— START —

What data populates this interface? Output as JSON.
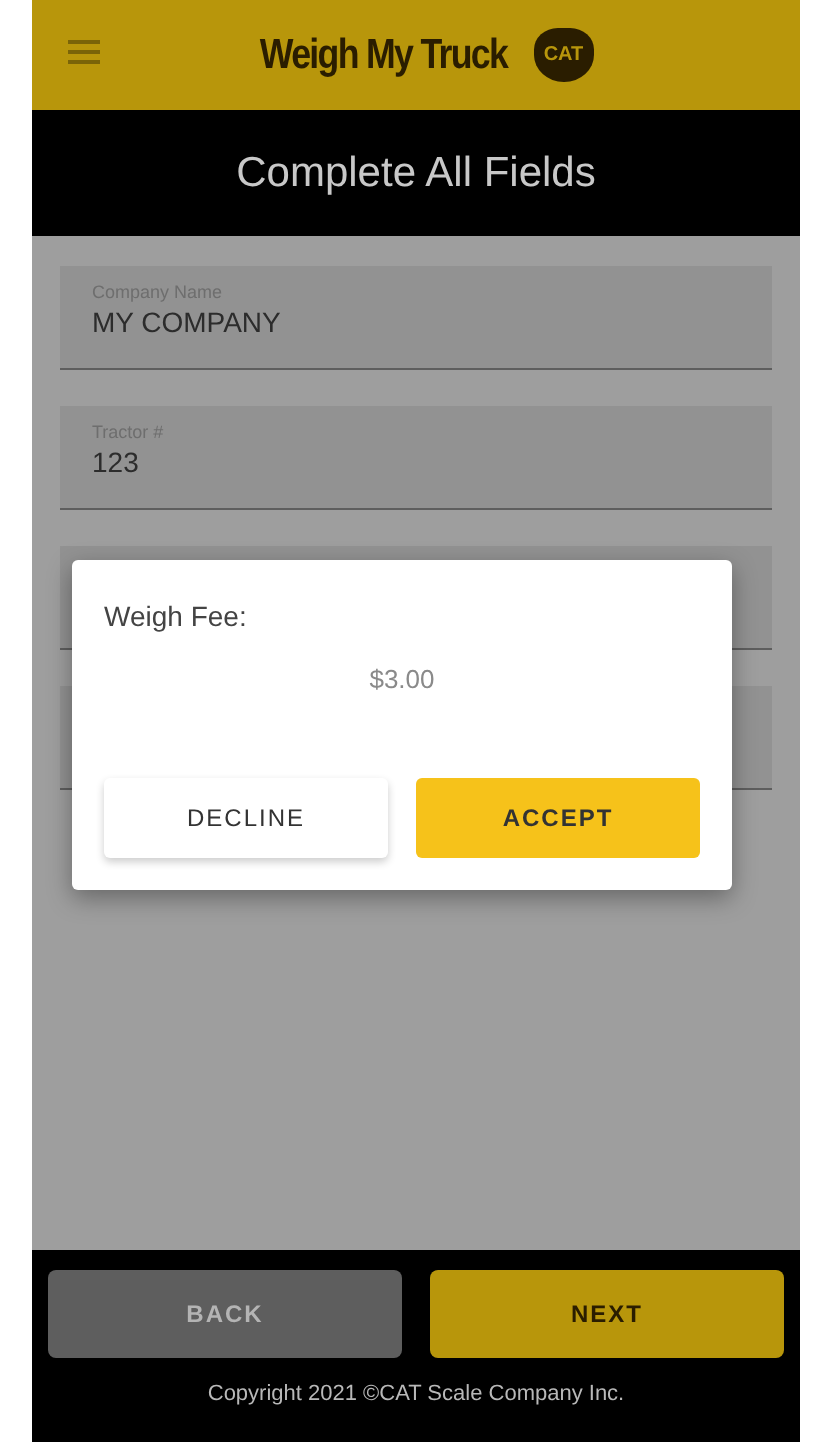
{
  "header": {
    "logo_text": "Weigh My Truck",
    "logo_badge": "CAT"
  },
  "title": "Complete All Fields",
  "fields": [
    {
      "kind": "text",
      "label": "Company Name",
      "value": "MY COMPANY"
    },
    {
      "kind": "text",
      "label": "Tractor #",
      "value": "123"
    },
    {
      "kind": "covered"
    },
    {
      "kind": "covered"
    }
  ],
  "dialog": {
    "title": "Weigh Fee:",
    "amount": "$3.00",
    "buttons": [
      {
        "label": "DECLINE",
        "kind": "secondary"
      },
      {
        "label": "ACCEPT",
        "kind": "primary"
      }
    ]
  },
  "footer": {
    "buttons": [
      {
        "label": "BACK",
        "disabled": true
      },
      {
        "label": "NEXT",
        "disabled": false
      }
    ],
    "copyright": "Copyright 2021 ©CAT Scale Company Inc."
  }
}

— END —

Task description:
Copy each line of the records precisely and drop any images they hold.

Solved problem:
What data populates this interface? Output as JSON.
{
  "header": {
    "logo_text": "Weigh My Truck",
    "logo_badge": "CAT"
  },
  "title": "Complete All Fields",
  "fields": [
    {
      "kind": "text",
      "label": "Company Name",
      "value": "MY COMPANY"
    },
    {
      "kind": "text",
      "label": "Tractor #",
      "value": "123"
    },
    {
      "kind": "covered"
    },
    {
      "kind": "covered"
    }
  ],
  "dialog": {
    "title": "Weigh Fee:",
    "amount": "$3.00",
    "buttons": [
      {
        "label": "DECLINE",
        "kind": "secondary"
      },
      {
        "label": "ACCEPT",
        "kind": "primary"
      }
    ]
  },
  "footer": {
    "buttons": [
      {
        "label": "BACK",
        "disabled": true
      },
      {
        "label": "NEXT",
        "disabled": false
      }
    ],
    "copyright": "Copyright 2021 ©CAT Scale Company Inc."
  }
}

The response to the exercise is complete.